TASK TO CARRY OUT -
Render every line of the listing below as a Markdown table with the columns Row and Line, numbering the rows in order and omitting blank lines.

DATA TO USE -
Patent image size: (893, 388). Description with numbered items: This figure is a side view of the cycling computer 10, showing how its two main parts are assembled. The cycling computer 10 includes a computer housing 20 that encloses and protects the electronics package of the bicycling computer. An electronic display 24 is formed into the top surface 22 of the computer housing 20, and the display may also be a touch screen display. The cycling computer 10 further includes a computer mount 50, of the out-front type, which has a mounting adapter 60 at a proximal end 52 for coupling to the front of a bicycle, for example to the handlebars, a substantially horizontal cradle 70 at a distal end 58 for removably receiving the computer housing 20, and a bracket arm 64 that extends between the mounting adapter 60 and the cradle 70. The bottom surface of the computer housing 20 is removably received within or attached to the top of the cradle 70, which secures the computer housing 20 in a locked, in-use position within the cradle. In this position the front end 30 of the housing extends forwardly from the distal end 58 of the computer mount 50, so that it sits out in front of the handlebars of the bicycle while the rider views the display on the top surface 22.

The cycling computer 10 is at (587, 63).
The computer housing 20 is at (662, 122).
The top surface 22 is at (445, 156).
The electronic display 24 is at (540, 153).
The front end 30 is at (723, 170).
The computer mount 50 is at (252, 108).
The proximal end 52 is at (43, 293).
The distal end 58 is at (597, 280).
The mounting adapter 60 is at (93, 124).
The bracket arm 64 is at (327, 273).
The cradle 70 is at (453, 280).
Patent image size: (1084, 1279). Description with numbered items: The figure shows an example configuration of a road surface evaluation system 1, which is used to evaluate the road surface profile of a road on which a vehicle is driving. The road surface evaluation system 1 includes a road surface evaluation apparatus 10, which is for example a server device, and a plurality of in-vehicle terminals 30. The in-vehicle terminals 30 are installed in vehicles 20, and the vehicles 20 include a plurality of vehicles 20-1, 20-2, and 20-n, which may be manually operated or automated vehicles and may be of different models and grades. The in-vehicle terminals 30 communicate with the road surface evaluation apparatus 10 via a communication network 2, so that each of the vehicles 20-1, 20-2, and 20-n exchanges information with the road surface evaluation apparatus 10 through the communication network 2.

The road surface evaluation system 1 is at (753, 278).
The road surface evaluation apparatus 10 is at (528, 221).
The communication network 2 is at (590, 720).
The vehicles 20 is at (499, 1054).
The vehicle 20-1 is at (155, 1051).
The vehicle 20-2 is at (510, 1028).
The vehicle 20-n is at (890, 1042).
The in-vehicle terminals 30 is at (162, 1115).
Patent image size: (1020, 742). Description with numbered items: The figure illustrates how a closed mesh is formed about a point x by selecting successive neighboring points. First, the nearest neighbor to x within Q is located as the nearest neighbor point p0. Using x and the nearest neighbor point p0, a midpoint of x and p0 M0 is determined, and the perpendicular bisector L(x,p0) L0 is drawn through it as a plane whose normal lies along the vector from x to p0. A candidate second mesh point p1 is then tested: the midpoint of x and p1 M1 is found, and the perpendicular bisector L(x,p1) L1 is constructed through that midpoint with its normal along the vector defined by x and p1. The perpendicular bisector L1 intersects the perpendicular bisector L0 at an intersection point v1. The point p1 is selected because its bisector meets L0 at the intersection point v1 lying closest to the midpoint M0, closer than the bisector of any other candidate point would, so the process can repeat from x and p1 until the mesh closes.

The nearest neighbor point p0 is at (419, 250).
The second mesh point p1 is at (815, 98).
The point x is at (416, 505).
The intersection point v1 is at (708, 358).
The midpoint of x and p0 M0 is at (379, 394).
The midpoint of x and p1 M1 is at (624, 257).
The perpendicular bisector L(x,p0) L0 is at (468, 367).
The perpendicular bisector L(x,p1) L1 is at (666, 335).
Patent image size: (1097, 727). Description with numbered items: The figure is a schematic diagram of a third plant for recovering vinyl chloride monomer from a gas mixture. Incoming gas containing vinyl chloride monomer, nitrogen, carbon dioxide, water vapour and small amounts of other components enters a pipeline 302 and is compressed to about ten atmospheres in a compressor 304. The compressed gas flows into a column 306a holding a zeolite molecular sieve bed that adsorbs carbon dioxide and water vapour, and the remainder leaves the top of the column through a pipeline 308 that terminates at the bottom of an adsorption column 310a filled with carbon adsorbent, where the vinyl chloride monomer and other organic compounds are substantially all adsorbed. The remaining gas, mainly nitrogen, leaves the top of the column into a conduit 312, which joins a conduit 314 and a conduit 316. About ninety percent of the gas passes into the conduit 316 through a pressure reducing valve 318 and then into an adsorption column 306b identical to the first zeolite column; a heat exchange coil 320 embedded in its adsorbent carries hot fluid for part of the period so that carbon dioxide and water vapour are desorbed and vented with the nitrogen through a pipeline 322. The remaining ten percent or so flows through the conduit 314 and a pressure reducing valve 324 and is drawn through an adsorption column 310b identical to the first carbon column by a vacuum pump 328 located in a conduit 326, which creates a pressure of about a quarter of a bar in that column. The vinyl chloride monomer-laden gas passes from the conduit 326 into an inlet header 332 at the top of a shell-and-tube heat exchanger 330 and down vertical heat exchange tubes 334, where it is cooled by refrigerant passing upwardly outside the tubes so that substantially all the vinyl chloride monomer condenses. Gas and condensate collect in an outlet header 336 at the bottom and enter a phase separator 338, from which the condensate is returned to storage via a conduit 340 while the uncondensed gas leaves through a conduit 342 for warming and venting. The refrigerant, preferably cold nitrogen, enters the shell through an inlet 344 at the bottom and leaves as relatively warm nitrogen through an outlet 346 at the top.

EXPECTED ANSWER -
| Row | Line |
|---|---|
| 1 | Patent image size: (893, 388). Description with numbered items: This figure is a side view of the cycling computer 10, showing how its two main parts are assembled. The cycling computer 10 includes a computer housing 20 that encloses and protects the electronics package of the bicycling computer. An electronic display 24 is formed into the top surface 22 of the computer housing 20, and the display may also be a touch screen display. The cycling computer 10 further includes a computer mount 50, of the out-front type, which has a mounting adapter 60 at a proximal end 52 for coupling to the front of a bicycle, for example to the handlebars, a substantially horizontal cradle 70 at a distal end 58 for removably receiving the computer housing 20, and a bracket arm 64 that extends between the mounting adapter 60 and the cradle 70. The bottom surface of the computer housing 20 is removably received within or attached to the top of the cradle 70, which secures the computer housing 20 in a locked, in-use position within the cradle. In this position the front end 30 of the housing extends forwardly from the distal end 58 of the computer mount 50, so that it sits out in front of the handlebars of the bicycle while the rider views the display on the top surface 22. |
| 2 | The cycling computer 10 is at (587, 63). |
| 3 | The computer housing 20 is at (662, 122). |
| 4 | The top surface 22 is at (445, 156). |
| 5 | The electronic display 24 is at (540, 153). |
| 6 | The front end 30 is at (723, 170). |
| 7 | The computer mount 50 is at (252, 108). |
| 8 | The proximal end 52 is at (43, 293). |
| 9 | The distal end 58 is at (597, 280). |
| 10 | The mounting adapter 60 is at (93, 124). |
| 11 | The bracket arm 64 is at (327, 273). |
| 12 | The cradle 70 is at (453, 280). |
| 13 | Patent image size: (1084, 1279). Description with numbered items: The figure shows an example configuration of a road surface evaluation system 1, which is used to evaluate the road surface profile of a road on which a vehicle is driving. The road surface evaluation system 1 includes a road surface evaluation apparatus 10, which is for example a server device, and a plurality of in-vehicle terminals 30. The in-vehicle terminals 30 are installed in vehicles 20, and the vehicles 20 include a plurality of vehicles 20-1, 20-2, and 20-n, which may be manually operated or automated vehicles and may be of different models and grades. The in-vehicle terminals 30 communicate with the road surface evaluation apparatus 10 via a communication network 2, so that each of the vehicles 20-1, 20-2, and 20-n exchanges information with the road surface evaluation apparatus 10 through the communication network 2. |
| 14 | The road surface evaluation system 1 is at (753, 278). |
| 15 | The road surface evaluation apparatus 10 is at (528, 221). |
| 16 | The communication network 2 is at (590, 720). |
| 17 | The vehicles 20 is at (499, 1054). |
| 18 | The vehicle 20-1 is at (155, 1051). |
| 19 | The vehicle 20-2 is at (510, 1028). |
| 20 | The vehicle 20-n is at (890, 1042). |
| 21 | The in-vehicle terminals 30 is at (162, 1115). |
| 22 | Patent image size: (1020, 742). Description with numbered items: The figure illustrates how a closed mesh is formed about a point x by selecting successive neighboring points. First, the nearest neighbor to x within Q is located as the nearest neighbor point p0. Using x and the nearest neighbor point p0, a midpoint of x and p0 M0 is determined, and the perpendicular bisector L(x,p0) L0 is drawn through it as a plane whose normal lies along the vector from x to p0. A candidate second mesh point p1 is then tested: the midpoint of x and p1 M1 is found, and the perpendicular bisector L(x,p1) L1 is constructed through that midpoint with its normal along the vector defined by x and p1. The perpendicular bisector L1 intersects the perpendicular bisector L0 at an intersection point v1. The point p1 is selected because its bisector meets L0 at the intersection point v1 lying closest to the midpoint M0, closer than the bisector of any other candidate point would, so the process can repeat from x and p1 until the mesh closes. |
| 23 | The nearest neighbor point p0 is at (419, 250). |
| 24 | The second mesh point p1 is at (815, 98). |
| 25 | The point x is at (416, 505). |
| 26 | The intersection point v1 is at (708, 358). |
| 27 | The midpoint of x and p0 M0 is at (379, 394). |
| 28 | The midpoint of x and p1 M1 is at (624, 257). |
| 29 | The perpendicular bisector L(x,p0) L0 is at (468, 367). |
| 30 | The perpendicular bisector L(x,p1) L1 is at (666, 335). |
| 31 | Patent image size: (1097, 727). Description with numbered items: The figure is a schematic diagram of a third plant for recovering vinyl chloride monomer from a gas mixture. Incoming gas containing vinyl chloride monomer, nitrogen, carbon dioxide, water vapour and small amounts of other components enters a pipeline 302 and is compressed to about ten atmospheres in a compressor 304. The compressed gas flows into a column 306a holding a zeolite molecular sieve bed that adsorbs carbon dioxide and water vapour, and the remainder leaves the top of the column through a pipeline 308 that terminates at the bottom of an adsorption column 310a filled with carbon adsorbent, where the vinyl chloride monomer and other organic compounds are substantially all adsorbed. The remaining gas, mainly nitrogen, leaves the top of the column into a conduit 312, which joins a conduit 314 and a conduit 316. About ninety percent of the gas passes into the conduit 316 through a pressure reducing valve 318 and then into an adsorption column 306b identical to the first zeolite column; a heat exchange coil 320 embedded in its adsorbent carries hot fluid for part of the period so that carbon dioxide and water vapour are desorbed and vented with the nitrogen through a pipeline 322. The remaining ten percent or so flows through the conduit 314 and a pressure reducing valve 324 and is drawn through an adsorption column 310b identical to the first carbon column by a vacuum pump 328 located in a conduit 326, which creates a pressure of about a quarter of a bar in that column. The vinyl chloride monomer-laden gas passes from the conduit 326 into an inlet header 332 at the top of a shell-and-tube heat exchanger 330 and down vertical heat exchange tubes 334, where it is cooled by refrigerant passing upwardly outside the tubes so that substantially all the vinyl chloride monomer condenses. Gas and condensate collect in an outlet header 336 at the bottom and enter a phase separator 338, from which the condensate is returned to storage via a conduit 340 while the uncondensed gas leaves through a conduit 342 for warming and venting. The refrigerant, preferably cold nitrogen, enters the shell through an inlet 344 at the bottom and leaves as relatively warm nitrogen through an outlet 346 at the top. |